───── Exercise materials

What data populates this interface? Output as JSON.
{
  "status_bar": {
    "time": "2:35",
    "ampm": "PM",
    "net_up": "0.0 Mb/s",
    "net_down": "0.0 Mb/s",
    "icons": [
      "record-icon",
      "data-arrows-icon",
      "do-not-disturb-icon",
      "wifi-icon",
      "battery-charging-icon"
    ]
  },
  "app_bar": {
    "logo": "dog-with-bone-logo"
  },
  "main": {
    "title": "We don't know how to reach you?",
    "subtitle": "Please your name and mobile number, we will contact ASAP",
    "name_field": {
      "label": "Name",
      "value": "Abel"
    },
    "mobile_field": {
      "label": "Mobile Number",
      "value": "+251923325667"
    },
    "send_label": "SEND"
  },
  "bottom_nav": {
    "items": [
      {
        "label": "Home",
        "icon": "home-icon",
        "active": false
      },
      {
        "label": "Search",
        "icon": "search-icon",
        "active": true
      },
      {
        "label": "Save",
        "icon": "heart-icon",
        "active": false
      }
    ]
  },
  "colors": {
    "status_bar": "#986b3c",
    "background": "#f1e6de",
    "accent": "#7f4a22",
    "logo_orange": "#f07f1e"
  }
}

──────────

To do
Repeat back the data above, exact to the last character.

Response to the exercise
What data populates this interface? Output as JSON.
{
  "status_bar": {
    "time": "2:35",
    "ampm": "PM",
    "net_up": "0.0 Mb/s",
    "net_down": "0.0 Mb/s",
    "icons": [
      "record-icon",
      "data-arrows-icon",
      "do-not-disturb-icon",
      "wifi-icon",
      "battery-charging-icon"
    ]
  },
  "app_bar": {
    "logo": "dog-with-bone-logo"
  },
  "main": {
    "title": "We don't know how to reach you?",
    "subtitle": "Please your name and mobile number, we will contact ASAP",
    "name_field": {
      "label": "Name",
      "value": "Abel"
    },
    "mobile_field": {
      "label": "Mobile Number",
      "value": "+251923325667"
    },
    "send_label": "SEND"
  },
  "bottom_nav": {
    "items": [
      {
        "label": "Home",
        "icon": "home-icon",
        "active": false
      },
      {
        "label": "Search",
        "icon": "search-icon",
        "active": true
      },
      {
        "label": "Save",
        "icon": "heart-icon",
        "active": false
      }
    ]
  },
  "colors": {
    "status_bar": "#986b3c",
    "background": "#f1e6de",
    "accent": "#7f4a22",
    "logo_orange": "#f07f1e"
  }
}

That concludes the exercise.